━━ STORED RECORDS ━━

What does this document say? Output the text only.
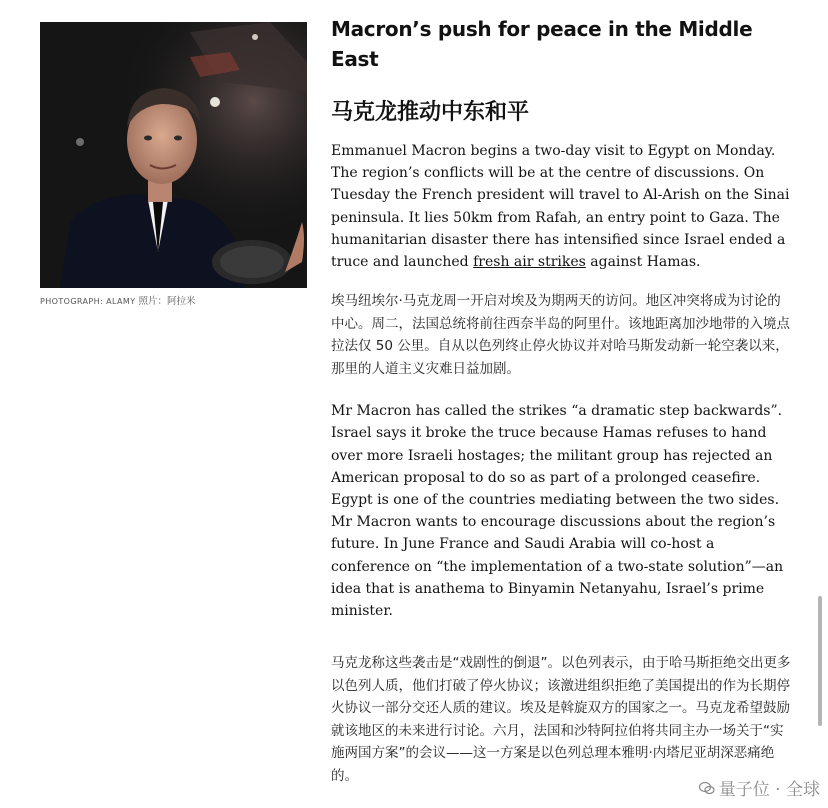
PHOTOGRAPH: ALAMY 照片：阿拉米
Macron’s push for peace in the Middle East
马克龙推动中东和平

Emmanuel Macron begins a two-day visit to Egypt on Monday. The region’s conflicts will be at the centre of discussions. On Tuesday the French president will travel to Al-Arish on the Sinai peninsula. It lies 50km from Rafah, an entry point to Gaza. The humanitarian disaster there has intensified since Israel ended a truce and launched fresh air strikes against Hamas.

埃马纽埃尔·马克龙周一开启对埃及为期两天的访问。地区冲突将成为讨论的中心。周二，法国总统将前往西奈半岛的阿里什。该地距离加沙地带的入境点拉法仅 50 公里。自从以色列终止停火协议并对哈马斯发动新一轮空袭以来，那里的人道主义灾难日益加剧。

Mr Macron has called the strikes “a dramatic step backwards”. Israel says it broke the truce because Hamas refuses to hand over more Israeli hostages; the militant group has rejected an American proposal to do so as part of a prolonged ceasefire. Egypt is one of the countries mediating between the two sides. Mr Macron wants to encourage discussions about the region’s future. In June France and Saudi Arabia will co-host a conference on “the implementation of a two-state solution”—an idea that is anathema to Binyamin Netanyahu, Israel’s prime minister.

马克龙称这些袭击是“戏剧性的倒退”。以色列表示，由于哈马斯拒绝交出更多以色列人质，他们打破了停火协议；该激进组织拒绝了美国提出的作为长期停火协议一部分交还人质的建议。埃及是斡旋双方的国家之一。马克龙希望鼓励就该地区的未来进行讨论。六月，法国和沙特阿拉伯将共同主办一场关于“实施两国方案”的会议——这一方案是以色列总理本雅明·内塔尼亚胡深恶痛绝的。

量子位 · 全球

━━━

◆ YOUR TASK ◆
Report all lines of the data that include the word "Hamas".

◆ SOLUTION TO THIS TASK ◆
Emmanuel Macron begins a two-day visit to Egypt on Monday. The region’s conflicts will be at the centre of discussions. On Tuesday the French president will travel to Al-Arish on the Sinai peninsula. It lies 50km from Rafah, an entry point to Gaza. The humanitarian disaster there has intensified since Israel ended a truce and launched fresh air strikes against Hamas.
Mr Macron has called the strikes “a dramatic step backwards”. Israel says it broke the truce because Hamas refuses to hand over more Israeli hostages; the militant group has rejected an American proposal to do so as part of a prolonged ceasefire. Egypt is one of the countries mediating between the two sides. Mr Macron wants to encourage discussions about the region’s future. In June France and Saudi Arabia will co-host a conference on “the implementation of a two-state solution”—an idea that is anathema to Binyamin Netanyahu, Israel’s prime minister.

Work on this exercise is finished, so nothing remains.